(Dataset items)
· · · · · · ·
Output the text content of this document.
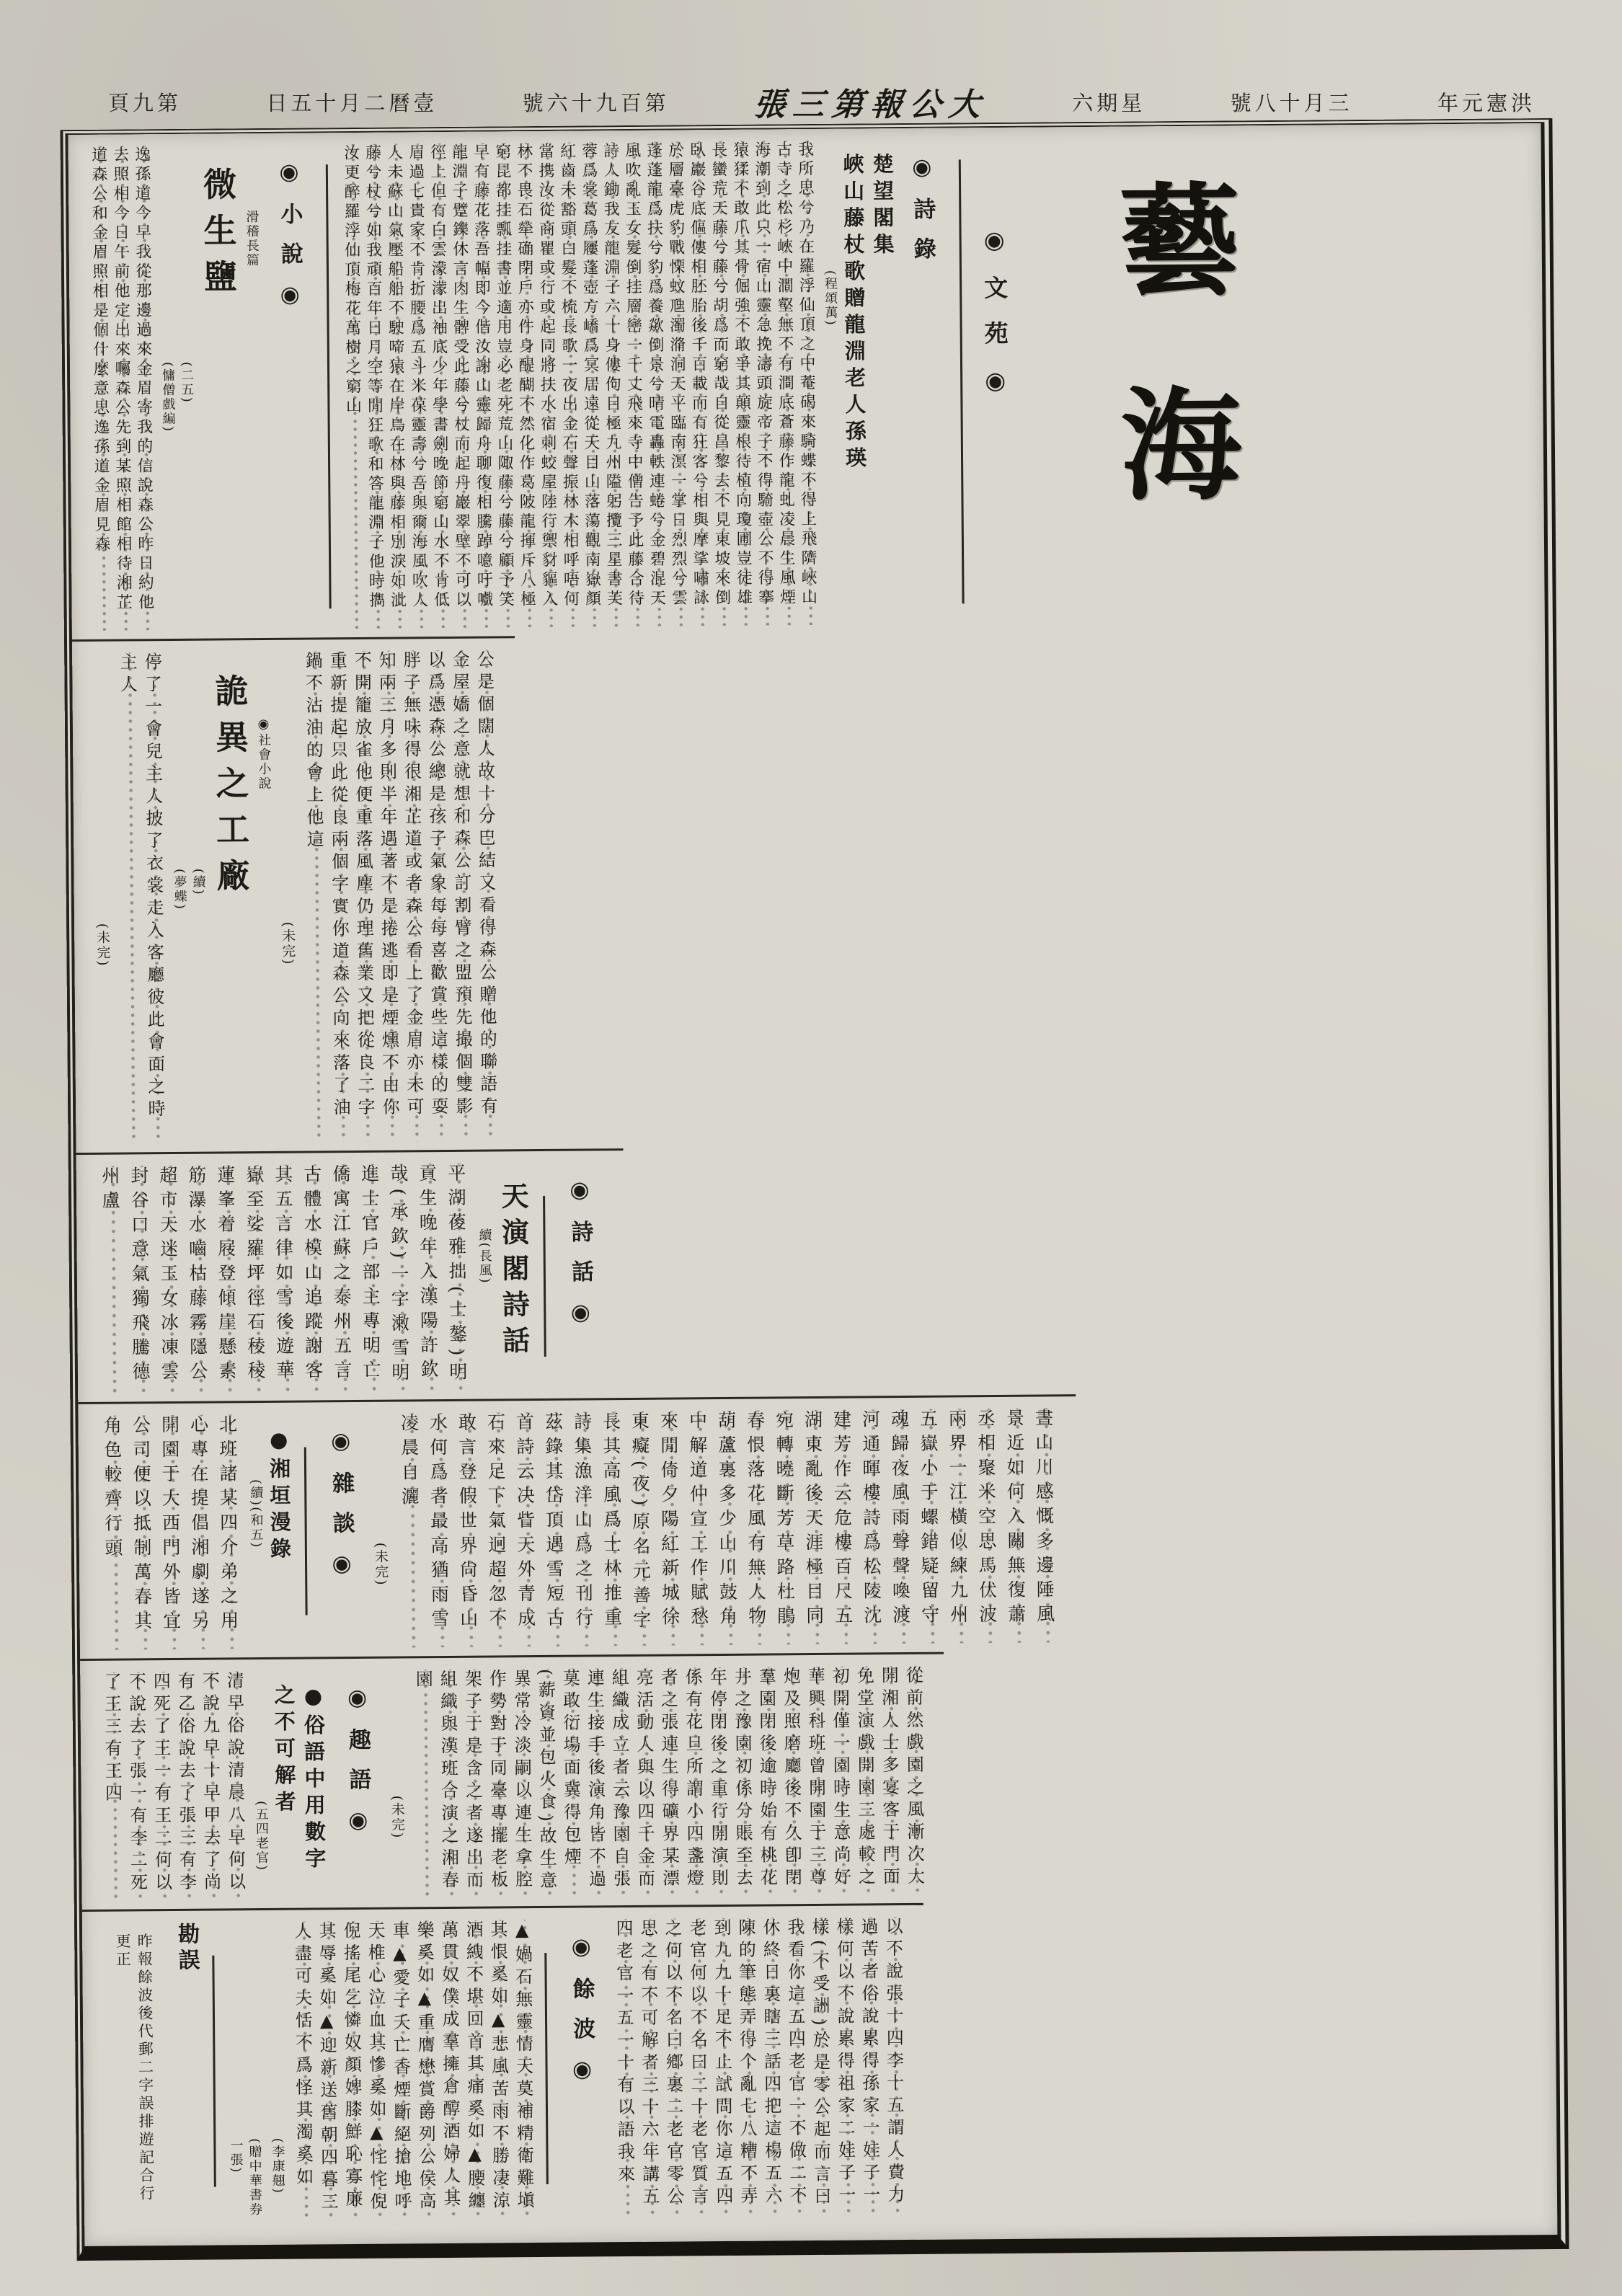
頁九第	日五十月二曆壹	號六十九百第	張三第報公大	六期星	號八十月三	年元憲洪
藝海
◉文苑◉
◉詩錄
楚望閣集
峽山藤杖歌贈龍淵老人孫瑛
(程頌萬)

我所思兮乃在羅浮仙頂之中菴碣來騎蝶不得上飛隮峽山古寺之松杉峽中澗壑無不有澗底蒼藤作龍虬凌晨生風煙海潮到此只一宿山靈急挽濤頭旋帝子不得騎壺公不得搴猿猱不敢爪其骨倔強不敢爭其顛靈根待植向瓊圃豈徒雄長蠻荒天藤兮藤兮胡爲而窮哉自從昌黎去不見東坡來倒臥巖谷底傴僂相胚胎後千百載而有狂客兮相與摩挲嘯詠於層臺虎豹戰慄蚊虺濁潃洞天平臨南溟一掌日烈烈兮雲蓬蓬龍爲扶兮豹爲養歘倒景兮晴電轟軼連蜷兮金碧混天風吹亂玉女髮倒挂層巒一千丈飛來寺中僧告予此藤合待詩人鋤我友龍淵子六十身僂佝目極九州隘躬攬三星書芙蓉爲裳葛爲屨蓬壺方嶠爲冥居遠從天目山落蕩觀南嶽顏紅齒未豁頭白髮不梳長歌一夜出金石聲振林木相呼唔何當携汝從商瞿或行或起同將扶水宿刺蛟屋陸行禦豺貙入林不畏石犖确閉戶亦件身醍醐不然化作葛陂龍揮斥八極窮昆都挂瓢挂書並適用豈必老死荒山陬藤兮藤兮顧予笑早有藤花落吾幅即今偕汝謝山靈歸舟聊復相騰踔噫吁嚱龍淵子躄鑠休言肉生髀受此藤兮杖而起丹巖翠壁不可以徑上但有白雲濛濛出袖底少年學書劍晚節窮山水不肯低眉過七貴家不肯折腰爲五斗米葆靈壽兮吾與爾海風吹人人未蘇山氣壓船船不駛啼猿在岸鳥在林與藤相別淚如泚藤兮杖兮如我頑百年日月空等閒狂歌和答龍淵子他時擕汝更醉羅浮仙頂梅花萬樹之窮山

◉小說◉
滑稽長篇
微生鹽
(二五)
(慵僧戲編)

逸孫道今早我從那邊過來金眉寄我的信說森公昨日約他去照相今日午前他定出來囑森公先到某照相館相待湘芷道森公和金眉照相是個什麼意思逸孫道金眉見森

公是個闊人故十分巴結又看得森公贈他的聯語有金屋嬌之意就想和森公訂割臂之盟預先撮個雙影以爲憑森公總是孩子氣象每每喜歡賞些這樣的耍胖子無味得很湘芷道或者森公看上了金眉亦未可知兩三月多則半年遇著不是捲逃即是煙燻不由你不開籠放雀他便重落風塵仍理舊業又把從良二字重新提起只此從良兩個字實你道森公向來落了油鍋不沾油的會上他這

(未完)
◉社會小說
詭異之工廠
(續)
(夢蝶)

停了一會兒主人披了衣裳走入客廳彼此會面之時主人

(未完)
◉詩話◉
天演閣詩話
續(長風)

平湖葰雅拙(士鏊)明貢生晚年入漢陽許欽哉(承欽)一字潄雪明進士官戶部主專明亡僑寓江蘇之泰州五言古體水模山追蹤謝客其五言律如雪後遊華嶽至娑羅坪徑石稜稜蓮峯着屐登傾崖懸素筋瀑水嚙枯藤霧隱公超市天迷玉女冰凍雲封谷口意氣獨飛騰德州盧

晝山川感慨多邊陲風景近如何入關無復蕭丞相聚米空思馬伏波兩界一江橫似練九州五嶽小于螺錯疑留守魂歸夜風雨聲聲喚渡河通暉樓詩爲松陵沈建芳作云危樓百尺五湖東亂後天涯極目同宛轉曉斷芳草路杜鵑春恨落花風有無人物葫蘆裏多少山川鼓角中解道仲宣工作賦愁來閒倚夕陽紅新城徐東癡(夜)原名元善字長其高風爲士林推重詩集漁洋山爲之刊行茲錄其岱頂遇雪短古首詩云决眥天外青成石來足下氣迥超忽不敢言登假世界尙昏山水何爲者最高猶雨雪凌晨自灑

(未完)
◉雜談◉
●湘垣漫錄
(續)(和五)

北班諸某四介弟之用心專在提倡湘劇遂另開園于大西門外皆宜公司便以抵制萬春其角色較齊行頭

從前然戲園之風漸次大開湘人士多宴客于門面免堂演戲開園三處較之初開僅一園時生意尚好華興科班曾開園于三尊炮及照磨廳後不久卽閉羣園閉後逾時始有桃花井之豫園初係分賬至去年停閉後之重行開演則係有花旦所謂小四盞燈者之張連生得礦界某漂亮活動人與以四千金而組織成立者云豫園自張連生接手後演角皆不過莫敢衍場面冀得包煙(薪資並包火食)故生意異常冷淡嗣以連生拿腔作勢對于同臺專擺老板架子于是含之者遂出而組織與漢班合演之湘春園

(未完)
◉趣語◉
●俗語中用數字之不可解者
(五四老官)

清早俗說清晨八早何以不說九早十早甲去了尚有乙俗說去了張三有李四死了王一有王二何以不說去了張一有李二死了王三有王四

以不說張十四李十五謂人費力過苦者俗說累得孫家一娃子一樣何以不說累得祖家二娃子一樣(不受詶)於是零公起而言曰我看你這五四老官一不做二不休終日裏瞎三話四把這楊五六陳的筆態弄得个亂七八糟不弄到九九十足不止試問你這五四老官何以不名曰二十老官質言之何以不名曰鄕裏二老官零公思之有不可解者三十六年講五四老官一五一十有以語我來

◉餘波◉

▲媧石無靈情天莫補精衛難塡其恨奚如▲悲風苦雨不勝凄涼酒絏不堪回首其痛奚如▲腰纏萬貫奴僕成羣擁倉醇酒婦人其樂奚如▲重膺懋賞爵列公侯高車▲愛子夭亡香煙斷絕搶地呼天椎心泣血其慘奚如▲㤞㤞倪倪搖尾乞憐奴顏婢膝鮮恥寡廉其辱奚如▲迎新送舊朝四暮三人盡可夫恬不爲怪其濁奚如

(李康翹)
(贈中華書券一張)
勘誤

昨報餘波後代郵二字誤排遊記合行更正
· · · · · · ·
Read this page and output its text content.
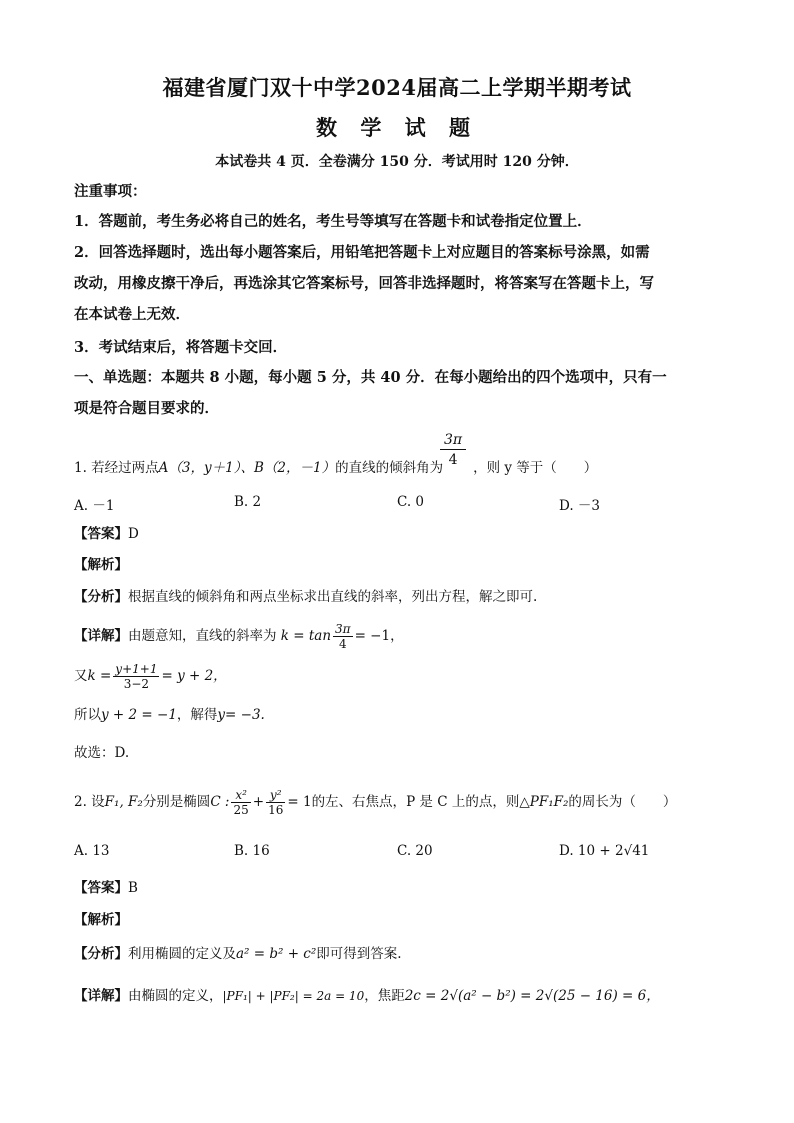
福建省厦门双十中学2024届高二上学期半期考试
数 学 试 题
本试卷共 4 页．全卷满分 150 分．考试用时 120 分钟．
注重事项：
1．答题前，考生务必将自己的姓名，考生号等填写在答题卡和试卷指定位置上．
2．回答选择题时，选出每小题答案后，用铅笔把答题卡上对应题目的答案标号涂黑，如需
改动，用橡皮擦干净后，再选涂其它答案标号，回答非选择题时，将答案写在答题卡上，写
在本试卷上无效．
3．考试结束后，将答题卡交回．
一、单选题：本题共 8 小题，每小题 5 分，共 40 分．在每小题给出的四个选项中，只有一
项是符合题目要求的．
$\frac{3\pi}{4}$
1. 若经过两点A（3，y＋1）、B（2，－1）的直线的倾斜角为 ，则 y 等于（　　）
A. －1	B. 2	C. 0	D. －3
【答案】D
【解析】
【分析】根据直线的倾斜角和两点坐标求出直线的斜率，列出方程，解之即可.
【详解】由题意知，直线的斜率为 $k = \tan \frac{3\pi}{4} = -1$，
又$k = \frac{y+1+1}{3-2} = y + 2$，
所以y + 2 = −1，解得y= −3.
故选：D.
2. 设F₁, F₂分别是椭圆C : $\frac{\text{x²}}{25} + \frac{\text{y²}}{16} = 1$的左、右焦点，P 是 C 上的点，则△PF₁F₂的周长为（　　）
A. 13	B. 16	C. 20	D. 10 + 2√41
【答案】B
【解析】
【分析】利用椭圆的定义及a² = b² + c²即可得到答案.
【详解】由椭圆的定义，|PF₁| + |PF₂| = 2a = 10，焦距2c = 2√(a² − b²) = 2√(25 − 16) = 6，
· · · · · · ·
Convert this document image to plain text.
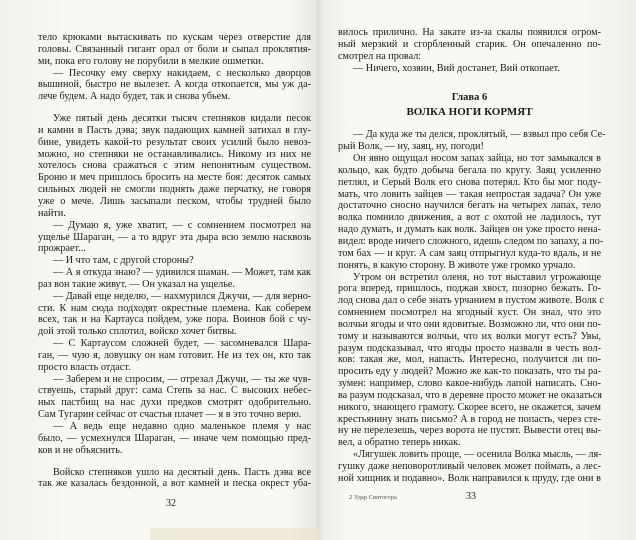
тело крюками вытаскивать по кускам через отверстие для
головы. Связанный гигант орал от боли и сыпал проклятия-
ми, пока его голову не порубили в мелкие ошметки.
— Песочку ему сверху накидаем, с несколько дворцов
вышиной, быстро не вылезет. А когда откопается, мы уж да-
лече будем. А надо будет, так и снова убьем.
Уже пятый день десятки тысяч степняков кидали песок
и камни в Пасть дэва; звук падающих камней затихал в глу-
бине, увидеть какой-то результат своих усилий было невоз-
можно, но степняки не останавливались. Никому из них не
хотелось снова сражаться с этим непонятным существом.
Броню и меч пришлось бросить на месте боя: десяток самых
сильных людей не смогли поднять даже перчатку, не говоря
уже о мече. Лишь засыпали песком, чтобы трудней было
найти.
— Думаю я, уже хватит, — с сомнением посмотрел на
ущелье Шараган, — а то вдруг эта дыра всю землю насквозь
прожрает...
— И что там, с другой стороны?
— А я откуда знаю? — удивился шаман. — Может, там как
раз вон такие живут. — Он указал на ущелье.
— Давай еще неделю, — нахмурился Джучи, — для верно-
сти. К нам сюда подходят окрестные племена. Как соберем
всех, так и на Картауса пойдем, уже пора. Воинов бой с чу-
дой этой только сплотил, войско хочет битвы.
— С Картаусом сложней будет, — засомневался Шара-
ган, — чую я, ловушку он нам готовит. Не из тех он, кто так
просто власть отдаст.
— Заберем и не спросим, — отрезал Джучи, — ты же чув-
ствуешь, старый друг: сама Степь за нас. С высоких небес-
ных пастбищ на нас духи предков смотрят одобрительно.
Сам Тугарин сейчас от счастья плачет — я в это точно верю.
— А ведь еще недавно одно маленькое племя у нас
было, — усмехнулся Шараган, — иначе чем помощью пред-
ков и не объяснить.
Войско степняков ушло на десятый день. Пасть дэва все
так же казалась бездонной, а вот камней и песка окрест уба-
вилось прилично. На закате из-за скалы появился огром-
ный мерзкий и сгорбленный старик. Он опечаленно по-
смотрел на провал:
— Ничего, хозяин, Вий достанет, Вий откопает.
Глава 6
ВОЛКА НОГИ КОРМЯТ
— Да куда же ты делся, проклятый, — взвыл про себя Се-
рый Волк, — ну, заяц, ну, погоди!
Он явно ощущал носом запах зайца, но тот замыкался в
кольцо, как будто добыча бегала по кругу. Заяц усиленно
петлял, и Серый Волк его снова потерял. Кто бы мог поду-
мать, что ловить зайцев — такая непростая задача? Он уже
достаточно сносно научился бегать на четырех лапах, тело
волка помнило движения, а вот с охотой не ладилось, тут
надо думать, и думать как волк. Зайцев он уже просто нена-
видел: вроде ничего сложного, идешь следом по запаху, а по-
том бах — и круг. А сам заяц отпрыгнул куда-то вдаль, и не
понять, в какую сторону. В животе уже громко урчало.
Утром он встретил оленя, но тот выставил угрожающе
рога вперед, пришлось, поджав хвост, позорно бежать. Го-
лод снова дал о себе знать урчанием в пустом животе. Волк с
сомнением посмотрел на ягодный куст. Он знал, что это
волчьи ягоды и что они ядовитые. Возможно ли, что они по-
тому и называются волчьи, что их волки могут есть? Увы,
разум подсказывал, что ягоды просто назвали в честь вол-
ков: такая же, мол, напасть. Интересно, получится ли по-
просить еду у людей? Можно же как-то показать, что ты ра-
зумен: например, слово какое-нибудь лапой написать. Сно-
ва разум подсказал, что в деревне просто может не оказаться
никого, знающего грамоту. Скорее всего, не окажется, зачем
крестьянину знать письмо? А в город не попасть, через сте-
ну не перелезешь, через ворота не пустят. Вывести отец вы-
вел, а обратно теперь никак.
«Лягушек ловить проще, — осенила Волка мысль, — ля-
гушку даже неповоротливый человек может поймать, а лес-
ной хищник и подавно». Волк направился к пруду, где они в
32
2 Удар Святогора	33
· · · · · · ·
EXERCISE INSTRUCTIONS = Looking at the records above, tally the lines holding "Шараган" and reply with that number only.

EXERCISE SOLUTION = 2